▶ Problem details: Present each line of the entries below that holds the word "title".

▶ Provided data:

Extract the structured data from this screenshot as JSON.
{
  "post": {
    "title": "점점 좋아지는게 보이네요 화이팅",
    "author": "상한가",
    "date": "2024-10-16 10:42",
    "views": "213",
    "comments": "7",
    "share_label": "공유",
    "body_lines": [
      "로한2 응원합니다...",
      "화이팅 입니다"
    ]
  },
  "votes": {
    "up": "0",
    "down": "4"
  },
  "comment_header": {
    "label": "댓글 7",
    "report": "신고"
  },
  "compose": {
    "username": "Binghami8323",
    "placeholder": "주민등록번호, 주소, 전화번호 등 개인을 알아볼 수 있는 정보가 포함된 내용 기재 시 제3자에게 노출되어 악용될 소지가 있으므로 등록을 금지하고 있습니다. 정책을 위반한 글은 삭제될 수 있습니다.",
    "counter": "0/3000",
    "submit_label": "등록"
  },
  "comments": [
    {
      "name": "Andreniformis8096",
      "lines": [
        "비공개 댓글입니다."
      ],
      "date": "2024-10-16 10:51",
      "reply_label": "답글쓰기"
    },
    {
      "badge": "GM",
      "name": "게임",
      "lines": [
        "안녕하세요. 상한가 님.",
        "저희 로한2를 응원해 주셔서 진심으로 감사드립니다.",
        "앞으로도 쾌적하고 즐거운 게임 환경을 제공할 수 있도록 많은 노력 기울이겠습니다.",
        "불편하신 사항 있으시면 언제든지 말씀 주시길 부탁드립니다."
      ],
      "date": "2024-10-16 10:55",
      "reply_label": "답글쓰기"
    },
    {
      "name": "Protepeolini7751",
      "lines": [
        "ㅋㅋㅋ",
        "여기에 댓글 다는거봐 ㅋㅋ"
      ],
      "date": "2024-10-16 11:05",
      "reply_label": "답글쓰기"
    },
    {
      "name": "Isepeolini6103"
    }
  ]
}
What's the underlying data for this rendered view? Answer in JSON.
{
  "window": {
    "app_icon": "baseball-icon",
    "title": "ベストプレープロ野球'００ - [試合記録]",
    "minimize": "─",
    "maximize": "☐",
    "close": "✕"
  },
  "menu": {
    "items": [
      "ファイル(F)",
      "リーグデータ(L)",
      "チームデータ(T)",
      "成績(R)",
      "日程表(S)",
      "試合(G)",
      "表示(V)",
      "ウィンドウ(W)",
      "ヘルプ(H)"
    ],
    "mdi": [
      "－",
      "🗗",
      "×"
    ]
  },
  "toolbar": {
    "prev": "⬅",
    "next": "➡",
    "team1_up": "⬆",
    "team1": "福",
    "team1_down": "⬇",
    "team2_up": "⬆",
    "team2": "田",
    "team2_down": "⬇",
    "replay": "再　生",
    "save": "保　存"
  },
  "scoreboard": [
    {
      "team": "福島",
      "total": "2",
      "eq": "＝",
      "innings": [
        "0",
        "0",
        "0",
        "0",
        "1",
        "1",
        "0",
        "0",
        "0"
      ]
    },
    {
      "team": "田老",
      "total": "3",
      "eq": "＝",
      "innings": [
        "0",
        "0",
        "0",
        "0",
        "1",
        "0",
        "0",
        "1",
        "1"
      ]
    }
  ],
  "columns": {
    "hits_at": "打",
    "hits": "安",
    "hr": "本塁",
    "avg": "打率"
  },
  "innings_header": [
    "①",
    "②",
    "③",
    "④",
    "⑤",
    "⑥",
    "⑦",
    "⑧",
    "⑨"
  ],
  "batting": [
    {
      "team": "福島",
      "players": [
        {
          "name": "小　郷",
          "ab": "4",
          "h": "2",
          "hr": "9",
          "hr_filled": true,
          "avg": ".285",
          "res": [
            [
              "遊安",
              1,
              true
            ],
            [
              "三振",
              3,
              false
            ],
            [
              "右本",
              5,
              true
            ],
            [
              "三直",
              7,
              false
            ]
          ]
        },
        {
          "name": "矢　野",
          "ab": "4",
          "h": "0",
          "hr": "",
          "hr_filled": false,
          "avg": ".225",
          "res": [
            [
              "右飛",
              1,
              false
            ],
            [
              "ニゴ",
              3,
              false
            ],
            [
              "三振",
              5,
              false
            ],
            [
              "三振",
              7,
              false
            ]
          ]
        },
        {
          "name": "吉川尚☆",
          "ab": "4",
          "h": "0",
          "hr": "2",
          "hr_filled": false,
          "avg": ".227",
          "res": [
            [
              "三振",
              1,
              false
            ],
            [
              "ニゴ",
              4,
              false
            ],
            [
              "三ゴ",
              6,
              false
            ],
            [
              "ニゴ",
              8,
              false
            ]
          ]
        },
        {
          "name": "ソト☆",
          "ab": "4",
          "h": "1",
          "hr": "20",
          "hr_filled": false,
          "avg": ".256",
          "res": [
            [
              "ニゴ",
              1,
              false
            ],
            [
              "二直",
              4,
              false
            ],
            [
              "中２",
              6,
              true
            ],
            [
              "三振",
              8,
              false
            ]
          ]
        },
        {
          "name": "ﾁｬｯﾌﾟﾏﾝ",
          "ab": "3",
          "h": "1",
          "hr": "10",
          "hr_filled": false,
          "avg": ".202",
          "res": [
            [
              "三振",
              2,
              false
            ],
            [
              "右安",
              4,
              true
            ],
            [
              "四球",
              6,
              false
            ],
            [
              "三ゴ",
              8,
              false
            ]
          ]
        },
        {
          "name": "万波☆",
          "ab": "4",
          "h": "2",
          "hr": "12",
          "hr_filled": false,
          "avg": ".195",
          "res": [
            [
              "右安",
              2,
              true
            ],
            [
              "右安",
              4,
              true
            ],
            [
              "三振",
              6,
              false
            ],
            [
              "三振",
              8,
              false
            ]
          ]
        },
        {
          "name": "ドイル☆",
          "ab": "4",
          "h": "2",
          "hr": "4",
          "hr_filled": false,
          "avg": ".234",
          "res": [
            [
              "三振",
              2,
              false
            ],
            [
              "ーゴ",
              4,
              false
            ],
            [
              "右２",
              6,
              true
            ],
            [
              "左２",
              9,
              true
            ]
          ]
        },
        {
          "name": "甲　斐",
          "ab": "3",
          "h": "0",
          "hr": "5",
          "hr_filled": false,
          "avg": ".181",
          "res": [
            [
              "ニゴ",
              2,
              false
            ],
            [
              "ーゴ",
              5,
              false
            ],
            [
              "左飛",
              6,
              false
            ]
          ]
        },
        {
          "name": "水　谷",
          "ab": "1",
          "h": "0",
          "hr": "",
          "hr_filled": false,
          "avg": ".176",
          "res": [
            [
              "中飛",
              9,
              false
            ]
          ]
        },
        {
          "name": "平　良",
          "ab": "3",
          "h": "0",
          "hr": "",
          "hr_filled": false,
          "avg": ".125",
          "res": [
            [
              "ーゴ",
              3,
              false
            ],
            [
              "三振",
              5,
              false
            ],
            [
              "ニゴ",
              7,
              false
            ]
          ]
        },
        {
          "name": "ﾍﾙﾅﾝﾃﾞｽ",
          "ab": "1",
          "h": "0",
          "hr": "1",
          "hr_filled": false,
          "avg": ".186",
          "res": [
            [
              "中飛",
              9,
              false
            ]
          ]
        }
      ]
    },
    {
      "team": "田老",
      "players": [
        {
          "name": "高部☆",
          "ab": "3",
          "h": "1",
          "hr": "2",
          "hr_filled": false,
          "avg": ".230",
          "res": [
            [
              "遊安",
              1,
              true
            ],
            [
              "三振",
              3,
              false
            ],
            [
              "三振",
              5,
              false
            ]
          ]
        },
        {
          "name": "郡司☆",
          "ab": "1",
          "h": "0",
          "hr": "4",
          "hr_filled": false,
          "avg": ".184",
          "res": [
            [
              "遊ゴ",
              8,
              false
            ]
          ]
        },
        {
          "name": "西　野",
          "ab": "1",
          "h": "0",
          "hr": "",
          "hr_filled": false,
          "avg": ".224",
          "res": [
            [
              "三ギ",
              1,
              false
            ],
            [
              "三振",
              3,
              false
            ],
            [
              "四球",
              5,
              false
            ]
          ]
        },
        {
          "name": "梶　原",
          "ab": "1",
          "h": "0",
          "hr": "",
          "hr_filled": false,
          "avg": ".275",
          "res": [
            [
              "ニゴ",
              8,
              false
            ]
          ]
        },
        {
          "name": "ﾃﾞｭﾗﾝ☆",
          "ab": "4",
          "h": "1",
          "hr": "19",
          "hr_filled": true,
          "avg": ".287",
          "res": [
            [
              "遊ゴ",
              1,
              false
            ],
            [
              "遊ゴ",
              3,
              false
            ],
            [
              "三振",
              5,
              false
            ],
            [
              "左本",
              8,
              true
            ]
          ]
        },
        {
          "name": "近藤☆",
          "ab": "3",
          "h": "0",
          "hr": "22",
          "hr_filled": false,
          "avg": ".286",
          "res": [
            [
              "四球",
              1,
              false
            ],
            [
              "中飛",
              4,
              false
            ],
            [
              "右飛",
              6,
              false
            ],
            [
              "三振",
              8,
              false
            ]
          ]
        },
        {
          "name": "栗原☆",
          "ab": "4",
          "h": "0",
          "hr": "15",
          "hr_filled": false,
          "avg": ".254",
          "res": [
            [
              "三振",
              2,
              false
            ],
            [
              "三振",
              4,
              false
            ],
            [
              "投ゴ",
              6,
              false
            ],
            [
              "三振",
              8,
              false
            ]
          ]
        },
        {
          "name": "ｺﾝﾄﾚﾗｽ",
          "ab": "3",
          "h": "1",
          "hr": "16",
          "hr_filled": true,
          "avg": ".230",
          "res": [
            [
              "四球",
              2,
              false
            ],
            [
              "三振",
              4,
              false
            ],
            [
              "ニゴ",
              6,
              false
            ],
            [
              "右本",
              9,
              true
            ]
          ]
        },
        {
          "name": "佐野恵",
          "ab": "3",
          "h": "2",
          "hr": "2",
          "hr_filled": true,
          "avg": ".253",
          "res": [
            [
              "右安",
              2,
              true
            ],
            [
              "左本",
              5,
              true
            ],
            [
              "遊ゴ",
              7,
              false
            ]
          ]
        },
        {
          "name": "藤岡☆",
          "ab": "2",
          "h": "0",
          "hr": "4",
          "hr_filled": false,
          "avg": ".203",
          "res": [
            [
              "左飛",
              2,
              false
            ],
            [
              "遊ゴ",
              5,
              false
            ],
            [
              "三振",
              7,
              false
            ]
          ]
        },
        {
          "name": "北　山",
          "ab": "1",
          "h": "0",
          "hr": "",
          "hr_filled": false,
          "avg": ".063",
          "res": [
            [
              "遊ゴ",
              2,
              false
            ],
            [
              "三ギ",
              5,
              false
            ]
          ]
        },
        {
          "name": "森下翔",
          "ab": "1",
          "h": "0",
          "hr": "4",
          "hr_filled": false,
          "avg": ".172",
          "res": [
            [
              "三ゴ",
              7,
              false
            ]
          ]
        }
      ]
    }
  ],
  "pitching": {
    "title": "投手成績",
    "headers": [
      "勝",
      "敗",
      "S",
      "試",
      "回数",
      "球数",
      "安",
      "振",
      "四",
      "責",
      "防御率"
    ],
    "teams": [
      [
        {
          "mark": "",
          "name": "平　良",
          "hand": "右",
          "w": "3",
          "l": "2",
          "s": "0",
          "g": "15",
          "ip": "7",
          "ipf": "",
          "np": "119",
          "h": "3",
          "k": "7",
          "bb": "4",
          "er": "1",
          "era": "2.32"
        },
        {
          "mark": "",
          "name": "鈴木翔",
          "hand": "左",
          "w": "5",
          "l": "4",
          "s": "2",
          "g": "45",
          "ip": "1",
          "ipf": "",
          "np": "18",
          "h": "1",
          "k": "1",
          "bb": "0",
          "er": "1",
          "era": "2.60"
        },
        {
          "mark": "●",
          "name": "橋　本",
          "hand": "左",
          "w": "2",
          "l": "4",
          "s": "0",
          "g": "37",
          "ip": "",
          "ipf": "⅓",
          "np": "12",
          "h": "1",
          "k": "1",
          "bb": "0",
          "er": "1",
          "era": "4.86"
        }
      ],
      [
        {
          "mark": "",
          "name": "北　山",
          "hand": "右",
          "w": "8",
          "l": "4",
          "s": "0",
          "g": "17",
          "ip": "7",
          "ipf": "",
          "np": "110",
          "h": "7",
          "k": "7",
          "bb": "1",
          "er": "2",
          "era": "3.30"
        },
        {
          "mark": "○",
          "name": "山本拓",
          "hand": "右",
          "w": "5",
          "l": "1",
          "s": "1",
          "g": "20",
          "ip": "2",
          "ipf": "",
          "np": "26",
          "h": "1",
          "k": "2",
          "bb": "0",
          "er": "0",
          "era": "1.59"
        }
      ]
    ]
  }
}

▶ Answer to the exercise:
    "title": "점점 좋아지는게 보이네요 화이팅",
    "title": "ベストプレープロ野球'００ - [試合記録]",
    "title": "投手成績",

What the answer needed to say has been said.